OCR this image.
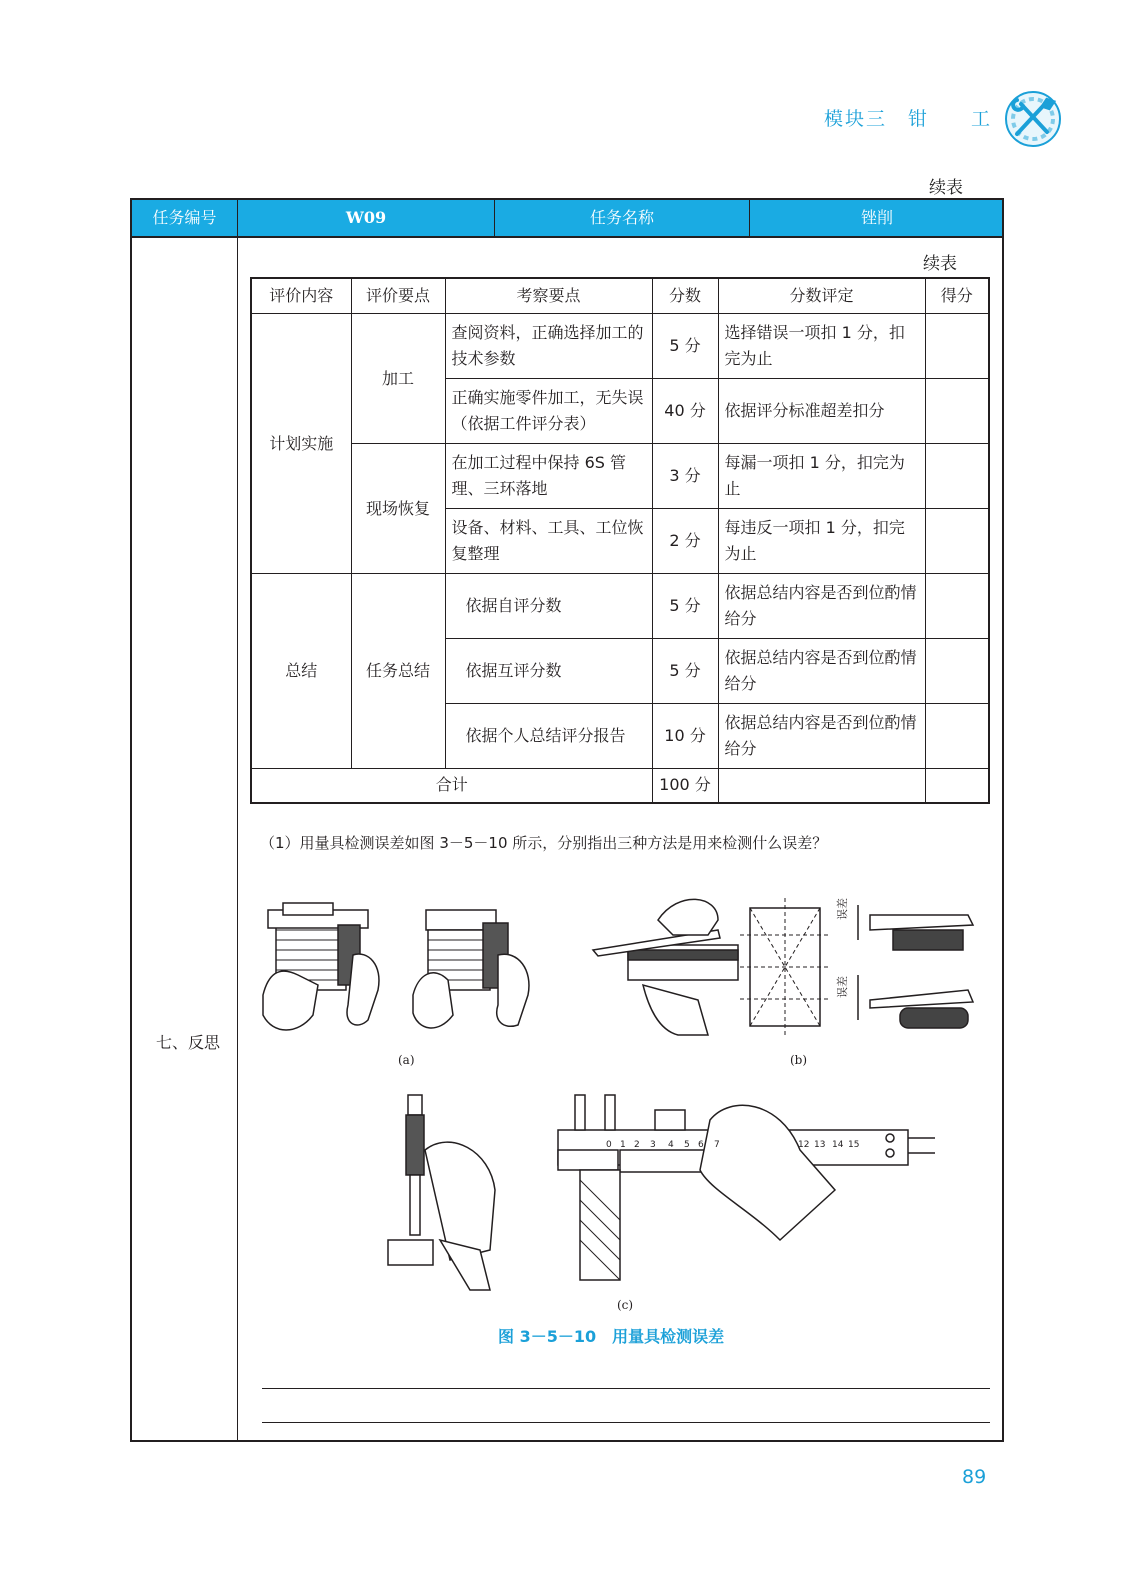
模块三　钳　　工
续表
任务编号	W09	任务名称	锉削
七、反思
续表
评价内容	评价要点	考察要点	分数	分数评定	得分
计划实施	加工	查阅资料，正确选择加工的技术参数	5 分	选择错误一项扣 1 分，扣完为止	
		正确实施零件加工，无失误（依据工件评分表）	40 分	依据评分标准超差扣分	
	现场恢复	在加工过程中保持 6S 管理、三环落地	3 分	每漏一项扣 1 分，扣完为止	
		设备、材料、工具、工位恢复整理	2 分	每违反一项扣 1 分，扣完为止	
总结	任务总结	依据自评分数	5 分	依据总结内容是否到位酌情给分	
		依据互评分数	5 分	依据总结内容是否到位酌情给分	
		依据个人总结评分报告	10 分	依据总结内容是否到位酌情给分	
合计			100 分		
（1）用量具检测误差如图 3－5－10 所示，分别指出三种方法是用来检测什么误差？
(a)
误差
误差
(b)
0 1 2 3 4 5 6 7	12 13 14 15
(c)
图 3－5－10　用量具检测误差
89
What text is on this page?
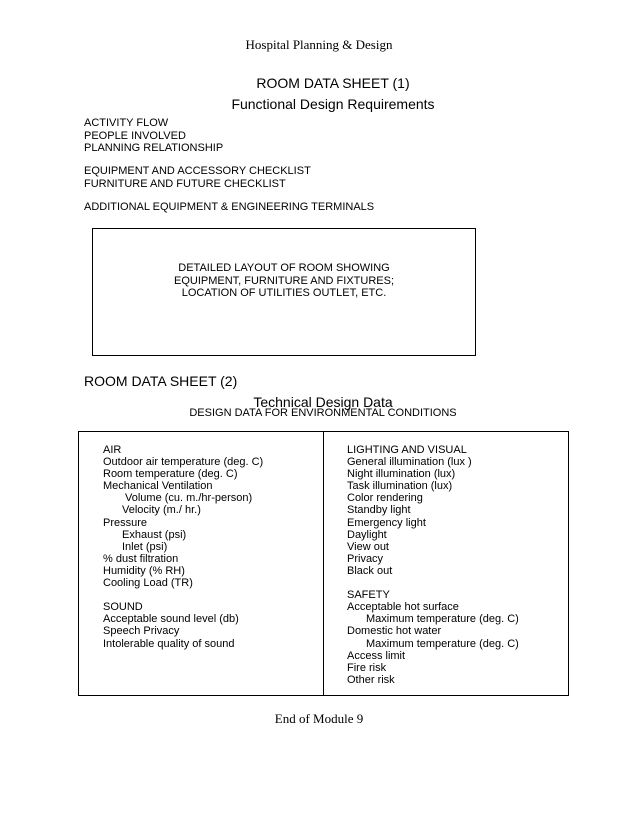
Hospital Planning & Design
ROOM DATA SHEET (1)
Functional Design Requirements
ACTIVITY FLOW
PEOPLE INVOLVED
PLANNING RELATIONSHIP
EQUIPMENT AND ACCESSORY CHECKLIST
FURNITURE AND FUTURE CHECKLIST
ADDITIONAL EQUIPMENT & ENGINEERING TERMINALS
DETAILED LAYOUT OF ROOM SHOWING
EQUIPMENT, FURNITURE AND FIXTURES;
LOCATION OF UTILITIES OUTLET, ETC.
ROOM DATA SHEET (2)
Technical Design Data
DESIGN DATA FOR ENVIRONMENTAL CONDITIONS
AIR
Outdoor air temperature (deg. C)
Room temperature (deg. C)
Mechanical Ventilation
Volume (cu. m./hr-person)
Velocity (m./ hr.)
Pressure
Exhaust (psi)
Inlet (psi)
% dust filtration
Humidity (% RH)
Cooling Load (TR)
SOUND
Acceptable sound level (db)
Speech Privacy
Intolerable quality of sound
LIGHTING AND VISUAL
General illumination (lux )
Night illumination (lux)
Task illumination (lux)
Color rendering
Standby light
Emergency light
Daylight
View out
Privacy
Black out
SAFETY
Acceptable hot surface
Maximum temperature (deg. C)
Domestic hot water
Maximum temperature (deg. C)
Access limit
Fire risk
Other risk
End of Module 9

* WHAT YOU WILL DO: Repeat the data exactly, dropping every picture it holds.

* THE COMPLETED TASK:
OCR this image.
模块三　钳　　工
续表
任务编号	W09	任务名称	锉削
七、反思
续表
评价内容	评价要点	考察要点	分数	分数评定	得分
计划实施	加工	查阅资料，正确选择加工的技术参数	5 分	选择错误一项扣 1 分，扣完为止	
		正确实施零件加工，无失误（依据工件评分表）	40 分	依据评分标准超差扣分	
	现场恢复	在加工过程中保持 6S 管理、三环落地	3 分	每漏一项扣 1 分，扣完为止	
		设备、材料、工具、工位恢复整理	2 分	每违反一项扣 1 分，扣完为止	
总结	任务总结	依据自评分数	5 分	依据总结内容是否到位酌情给分	
		依据互评分数	5 分	依据总结内容是否到位酌情给分	
		依据个人总结评分报告	10 分	依据总结内容是否到位酌情给分	
合计			100 分		
（1）用量具检测误差如图 3－5－10 所示，分别指出三种方法是用来检测什么误差？
(a)
误差
误差
(b)
0 1 2 3 4 5 6 7	12 13 14 15
(c)
图 3－5－10　用量具检测误差
89
What text is on this page?
Hospital Planning & Design
ROOM DATA SHEET (1)
Functional Design Requirements
ACTIVITY FLOW
PEOPLE INVOLVED
PLANNING RELATIONSHIP
EQUIPMENT AND ACCESSORY CHECKLIST
FURNITURE AND FUTURE CHECKLIST
ADDITIONAL EQUIPMENT & ENGINEERING TERMINALS
DETAILED LAYOUT OF ROOM SHOWING
EQUIPMENT, FURNITURE AND FIXTURES;
LOCATION OF UTILITIES OUTLET, ETC.
ROOM DATA SHEET (2)
Technical Design Data
DESIGN DATA FOR ENVIRONMENTAL CONDITIONS
AIR
Outdoor air temperature (deg. C)
Room temperature (deg. C)
Mechanical Ventilation
Volume (cu. m./hr-person)
Velocity (m./ hr.)
Pressure
Exhaust (psi)
Inlet (psi)
% dust filtration
Humidity (% RH)
Cooling Load (TR)
SOUND
Acceptable sound level (db)
Speech Privacy
Intolerable quality of sound
LIGHTING AND VISUAL
General illumination (lux )
Night illumination (lux)
Task illumination (lux)
Color rendering
Standby light
Emergency light
Daylight
View out
Privacy
Black out
SAFETY
Acceptable hot surface
Maximum temperature (deg. C)
Domestic hot water
Maximum temperature (deg. C)
Access limit
Fire risk
Other risk
End of Module 9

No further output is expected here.